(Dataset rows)
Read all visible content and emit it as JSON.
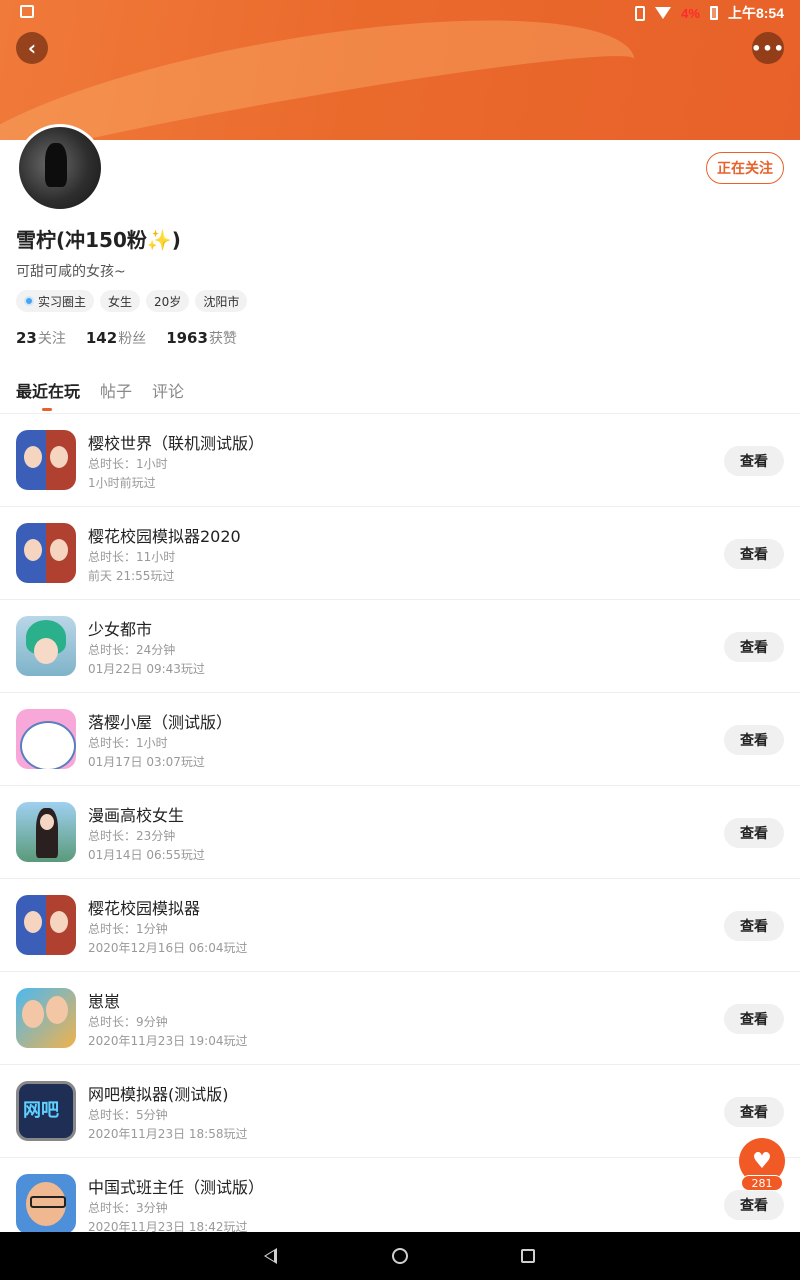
{
  "status_bar": {
    "battery_percent": "4%",
    "time": "上午8:54"
  },
  "profile": {
    "name": "雪柠(冲150粉",
    "name_sparkle": "✨",
    "name_close": ")",
    "bio": "可甜可咸的女孩~",
    "follow_label": "正在关注",
    "tags": [
      "实习圈主",
      "女生",
      "20岁",
      "沈阳市"
    ],
    "stats": [
      {
        "count": "23",
        "label": "关注"
      },
      {
        "count": "142",
        "label": "粉丝"
      },
      {
        "count": "1963",
        "label": "获赞"
      }
    ]
  },
  "tabs": [
    "最近在玩",
    "帖子",
    "评论"
  ],
  "games": [
    {
      "name": "樱校世界（联机测试版）",
      "duration": "总时长：1小时",
      "last_played": "1小时前玩过",
      "icon": "anime-duo-icon"
    },
    {
      "name": "樱花校园模拟器2020",
      "duration": "总时长：11小时",
      "last_played": "前天 21:55玩过",
      "icon": "anime-duo-icon"
    },
    {
      "name": "少女都市",
      "duration": "总时长：24分钟",
      "last_played": "01月22日 09:43玩过",
      "icon": "green-hair-girl-icon"
    },
    {
      "name": "落樱小屋（测试版）",
      "duration": "总时长：1小时",
      "last_played": "01月17日 03:07玩过",
      "icon": "cartoon-face-icon"
    },
    {
      "name": "漫画高校女生",
      "duration": "总时长：23分钟",
      "last_played": "01月14日 06:55玩过",
      "icon": "school-girl-icon"
    },
    {
      "name": "樱花校园模拟器",
      "duration": "总时长：1分钟",
      "last_played": "2020年12月16日 06:04玩过",
      "icon": "anime-duo-icon"
    },
    {
      "name": "崽崽",
      "duration": "总时长：9分钟",
      "last_played": "2020年11月23日 19:04玩过",
      "icon": "two-girls-icon"
    },
    {
      "name": "网吧模拟器(测试版)",
      "duration": "总时长：5分钟",
      "last_played": "2020年11月23日 18:58玩过",
      "icon": "netbar-icon",
      "icon_text": "网吧"
    },
    {
      "name": "中国式班主任（测试版）",
      "duration": "总时长：3分钟",
      "last_played": "2020年11月23日 18:42玩过",
      "icon": "teacher-icon"
    }
  ],
  "view_label": "查看",
  "like_count": "281",
  "colors": {
    "accent": "#e8612a",
    "banner": "#ea6a2c",
    "like": "#f15a24"
  }
}
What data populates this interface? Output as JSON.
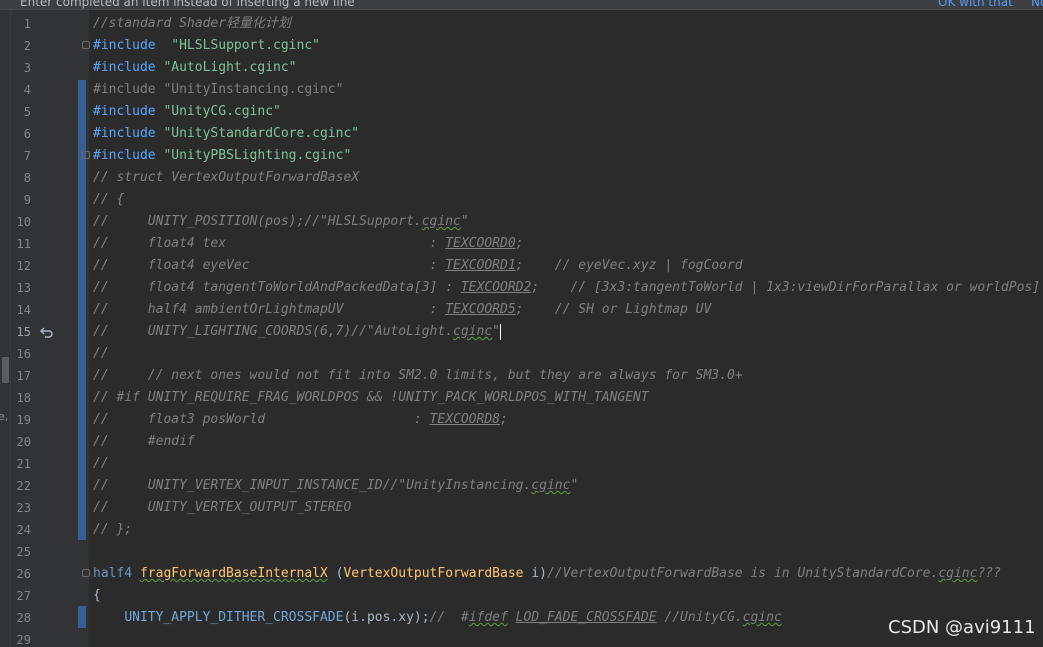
{
  "hint_bar": {
    "text": "Enter completed an item instead of inserting a new line",
    "ok_link": "OK with that",
    "no_link": "No"
  },
  "gutter": {
    "line_numbers": [
      "1",
      "2",
      "3",
      "4",
      "5",
      "6",
      "7",
      "8",
      "9",
      "10",
      "11",
      "12",
      "13",
      "14",
      "15",
      "16",
      "17",
      "18",
      "19",
      "20",
      "21",
      "22",
      "23",
      "24",
      "25",
      "26",
      "27",
      "28",
      "29"
    ],
    "current_line": "15"
  },
  "left_strip": {
    "clipped_char": "e,"
  },
  "code": {
    "l1": "//standard Shader轻量化计划",
    "l2_kw": "#include",
    "l2_str": "  \"HLSLSupport.cginc\"",
    "l3_kw": "#include",
    "l3_str": " \"AutoLight.cginc\"",
    "l4": "#include \"UnityInstancing.cginc\"",
    "l5_kw": "#include",
    "l5_str": " \"UnityCG.cginc\"",
    "l6_kw": "#include",
    "l6_str": " \"UnityStandardCore.cginc\"",
    "l7_kw": "#include",
    "l7_str": " \"UnityPBSLighting.cginc\"",
    "l8": "// struct VertexOutputForwardBaseX",
    "l9": "// {",
    "l10_a": "//     UNITY_POSITION(pos);//\"HLSLSupport.",
    "l10_b": "cginc",
    "l10_c": "\"",
    "l11_a": "//     float4 tex                          : ",
    "l11_b": "TEXCOORD0",
    "l11_c": ";",
    "l12_a": "//     float4 eyeVec                       : ",
    "l12_b": "TEXCOORD1",
    "l12_c": ";    // eyeVec.xyz | fogCoord",
    "l13_a": "//     float4 tangentToWorldAndPackedData[3] : ",
    "l13_b": "TEXCOORD2",
    "l13_c": ";    // [3x3:tangentToWorld | 1x3:viewDirForParallax or worldPos]",
    "l14_a": "//     half4 ambientOrLightmapUV           : ",
    "l14_b": "TEXCOORD5",
    "l14_c": ";    // SH or Lightmap UV",
    "l15_a": "//     UNITY_LIGHTING_COORDS(6,7)//\"AutoLight.",
    "l15_b": "cginc",
    "l15_c": "\"",
    "l16": "//",
    "l17": "//     // next ones would not fit into SM2.0 limits, but they are always for SM3.0+",
    "l18": "// #if UNITY_REQUIRE_FRAG_WORLDPOS && !UNITY_PACK_WORLDPOS_WITH_TANGENT",
    "l19_a": "//     float3 posWorld                   : ",
    "l19_b": "TEXCOORD8",
    "l19_c": ";",
    "l20": "//     #endif",
    "l21": "//",
    "l22_a": "//     UNITY_VERTEX_INPUT_INSTANCE_ID//\"UnityInstancing.",
    "l22_b": "cginc",
    "l22_c": "\"",
    "l23": "//     UNITY_VERTEX_OUTPUT_STEREO",
    "l24": "// };",
    "l25": "",
    "l26_type": "half4",
    "l26_fn": "fragForwardBaseInternalX",
    "l26_param_type": "VertexOutputForwardBase",
    "l26_param": " i)",
    "l26_com_a": "//VertexOutputForwardBase is in UnityStandardCore.",
    "l26_com_b": "cginc",
    "l26_com_c": "???",
    "l27": "{",
    "l28_macro": "UNITY_APPLY_DITHER_CROSSFADE",
    "l28_args": "(i.pos.xy);",
    "l28_com_a": "//  #",
    "l28_com_b": "ifdef",
    "l28_com_c": " ",
    "l28_com_d": "LOD_FADE_CROSSFADE",
    "l28_com_e": " //UnityCG.",
    "l28_com_f": "cginc",
    "l29": ""
  },
  "watermark": "CSDN @avi9111",
  "colors": {
    "background": "#2b2b2b",
    "gutter": "#313335",
    "keyword": "#59a7ff",
    "string": "#7ec699",
    "comment": "#808080",
    "vcs_bar": "#375f96"
  },
  "icons": [
    "undo-icon",
    "fold-marker-icon"
  ]
}
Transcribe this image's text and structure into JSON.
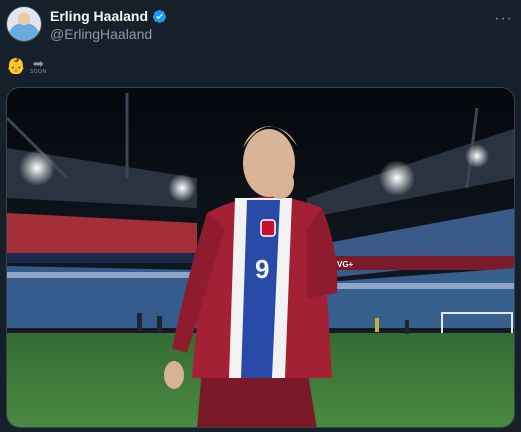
{
  "author": {
    "name": "Erling Haaland",
    "handle": "@ErlingHaaland",
    "verified_icon": "verified-badge-icon",
    "avatar_icon": "profile-avatar"
  },
  "menu": {
    "more_label": "···"
  },
  "tweet": {
    "emoji": "👶",
    "arrow": "➡",
    "arrow_caption": "SOON"
  },
  "media": {
    "description_icon": "photo-stadium-player",
    "jersey_number": "9",
    "advertising_text": "VG+"
  },
  "colors": {
    "background": "#15202b",
    "verified": "#1d9bf0",
    "secondary_text": "#8b98a5",
    "jersey_red": "#a32035",
    "jersey_blue": "#2a4aa8",
    "pitch_green": "#3f7a3a"
  }
}
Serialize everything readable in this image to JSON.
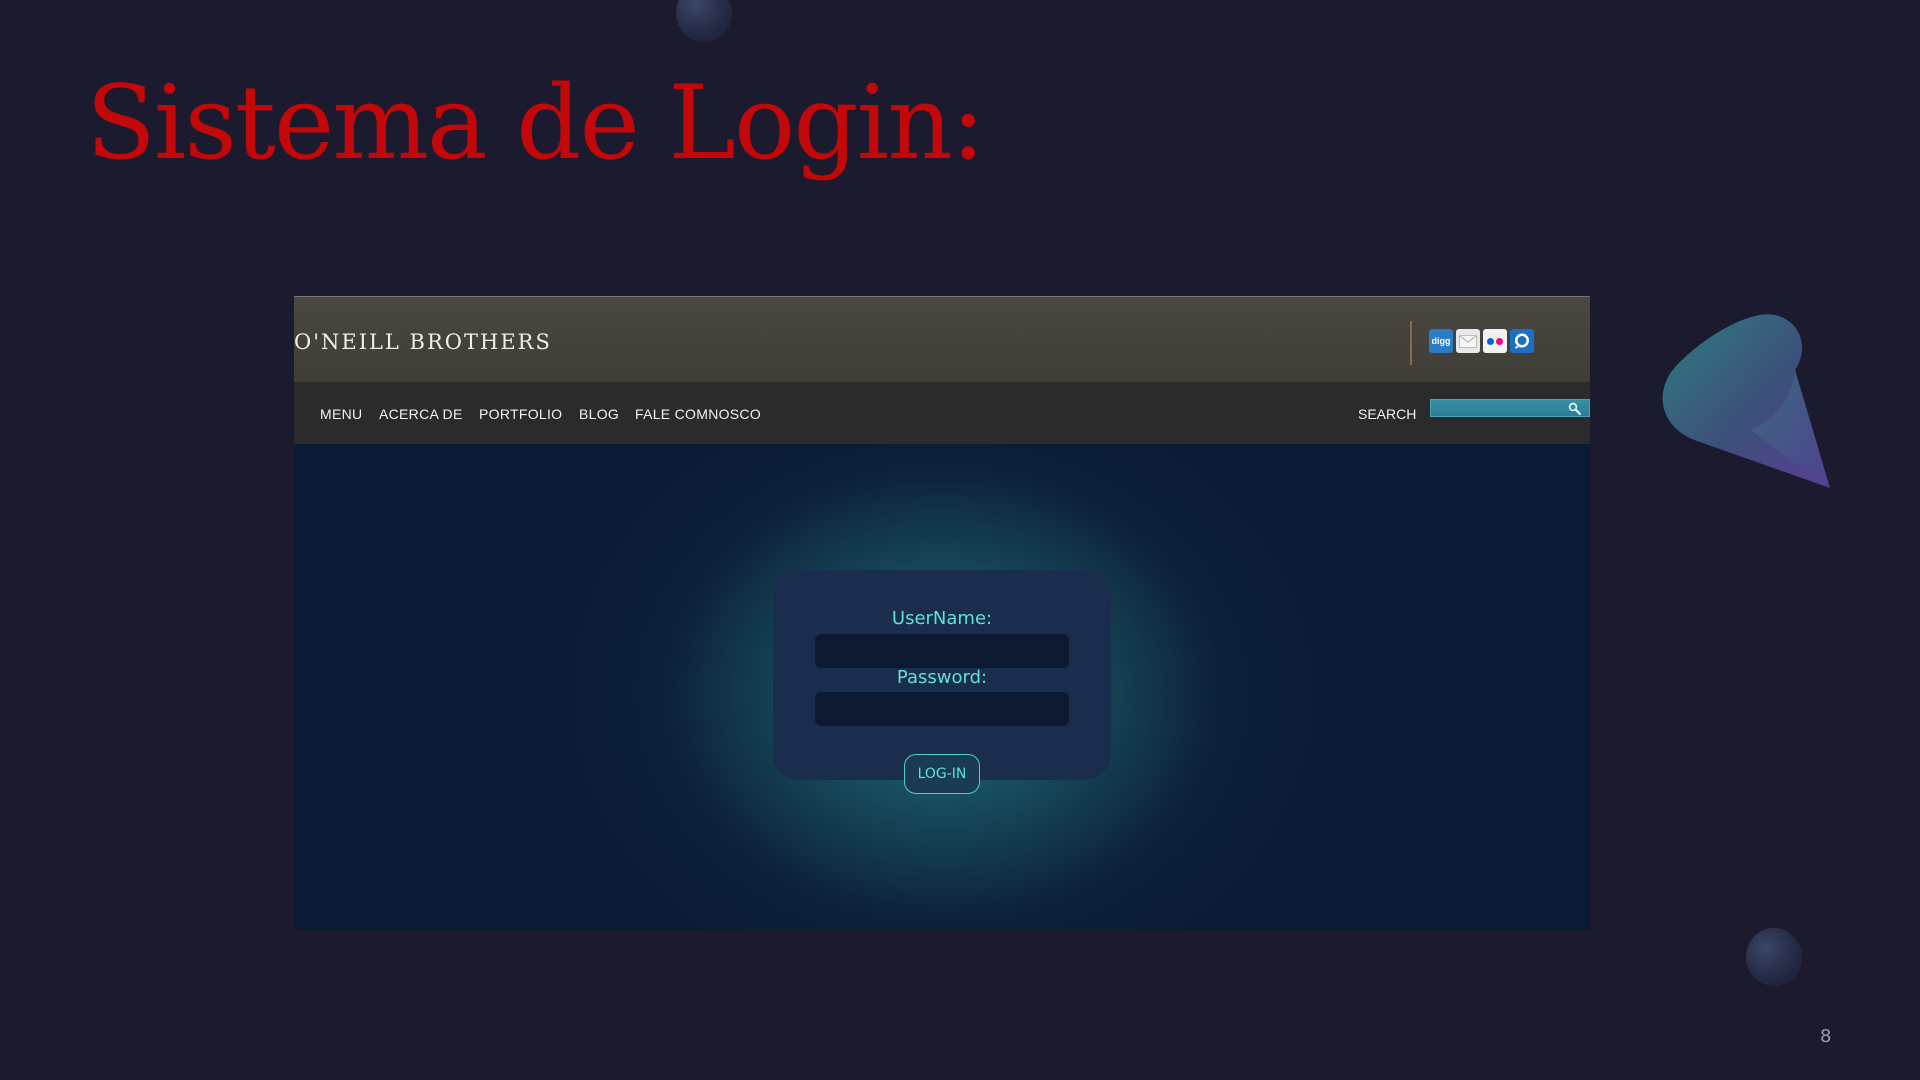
{
  "slide": {
    "title": "Sistema de Login:",
    "page_number": "8"
  },
  "site": {
    "brand": "O'NEILL BROTHERS",
    "social_icons": [
      "digg-icon",
      "mail-icon",
      "flickr-icon",
      "chat-icon"
    ],
    "digg_label": "digg",
    "nav": {
      "items": [
        "MENU",
        "ACERCA DE",
        "PORTFOLIO",
        "BLOG",
        "FALE COMNOSCO"
      ],
      "search_label": "SEARCH",
      "search_value": ""
    },
    "login": {
      "username_label": "UserName:",
      "password_label": "Password:",
      "username_value": "",
      "password_value": "",
      "button_label": "LOG-IN"
    }
  },
  "colors": {
    "slide_background": "#1b1a2e",
    "title": "#c20808",
    "accent_teal": "#5fe2d2",
    "header": "#4a4740",
    "nav": "#2b2b2b",
    "card": "#1b2d4c"
  }
}
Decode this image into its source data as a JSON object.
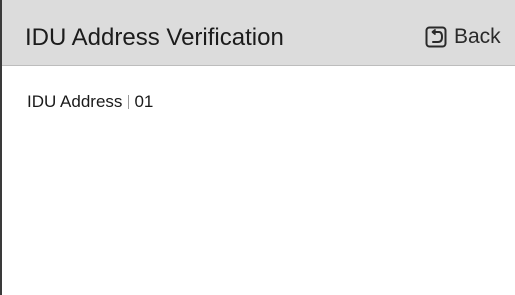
{
  "header": {
    "title": "IDU Address Verification",
    "back_label": "Back",
    "back_icon": "return-arrow-icon",
    "background_color": "#dcdcdc"
  },
  "content": {
    "address_label": "IDU Address",
    "address_value": "01"
  }
}
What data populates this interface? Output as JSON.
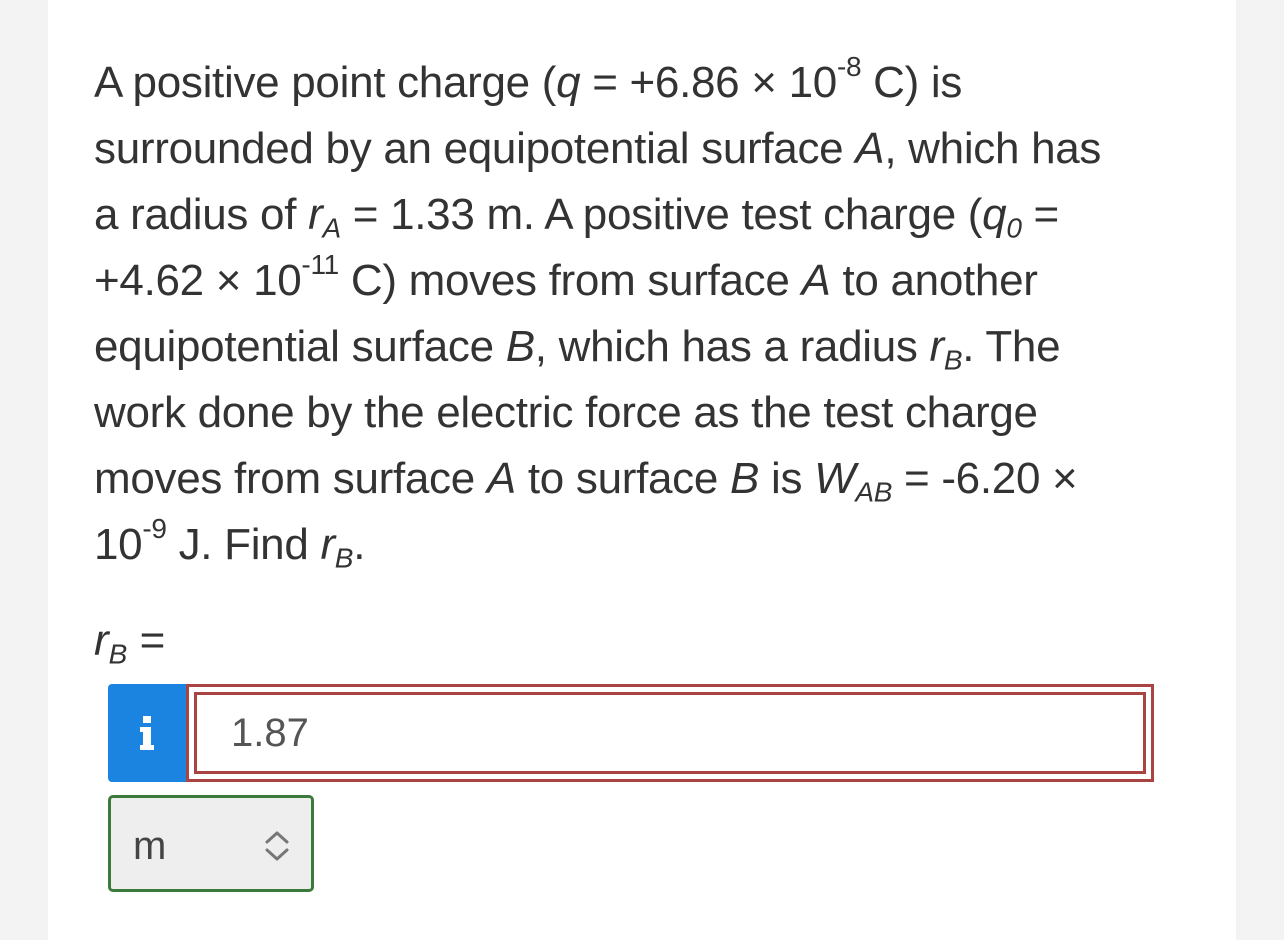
{
  "question": {
    "line1": {
      "a": "A positive point charge (",
      "q": "q",
      "b": " = +6.86 × 10",
      "exp": "-8",
      "c": " C) is"
    },
    "line2": {
      "a": "surrounded by an equipotential surface ",
      "A": "A",
      "b": ", which has"
    },
    "line3": {
      "a": "a radius of ",
      "r": "r",
      "sub": "A",
      "b": " = 1.33 m. A positive test charge (",
      "q": "q",
      "qsub": "0",
      "c": " ="
    },
    "line4": {
      "a": "+4.62 × 10",
      "exp": "-11",
      "b": " C) moves from surface ",
      "A": "A",
      "c": " to another"
    },
    "line5": {
      "a": "equipotential surface ",
      "B": "B",
      "b": ", which has a radius ",
      "r": "r",
      "sub": "B",
      "c": ". The"
    },
    "line6": {
      "a": "work done by the electric force as the test charge"
    },
    "line7": {
      "a": "moves from surface ",
      "A": "A",
      "b": " to surface ",
      "B": "B",
      "c": " is ",
      "W": "W",
      "sub": "AB",
      "d": " = -6.20 ×"
    },
    "line8": {
      "a": "10",
      "exp": "-9",
      "b": " J. Find ",
      "r": "r",
      "sub": "B",
      "c": "."
    }
  },
  "answer": {
    "label_var": "r",
    "label_sub": "B",
    "label_eq": " =",
    "value": "1.87",
    "info_icon": "info-icon",
    "input_status_color": "#a94442",
    "info_button_color": "#1a84e0"
  },
  "unit": {
    "selected": "m",
    "arrows_icon": "up-down-chevron-icon",
    "status_color": "#3c7a3c"
  }
}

[Directions]: Gather each line in these records that contains the string "title".

[Written answer]:
    "title": "Sistema de Login:",
    "title": "#c20808",
    "title": "IDU Address Verification",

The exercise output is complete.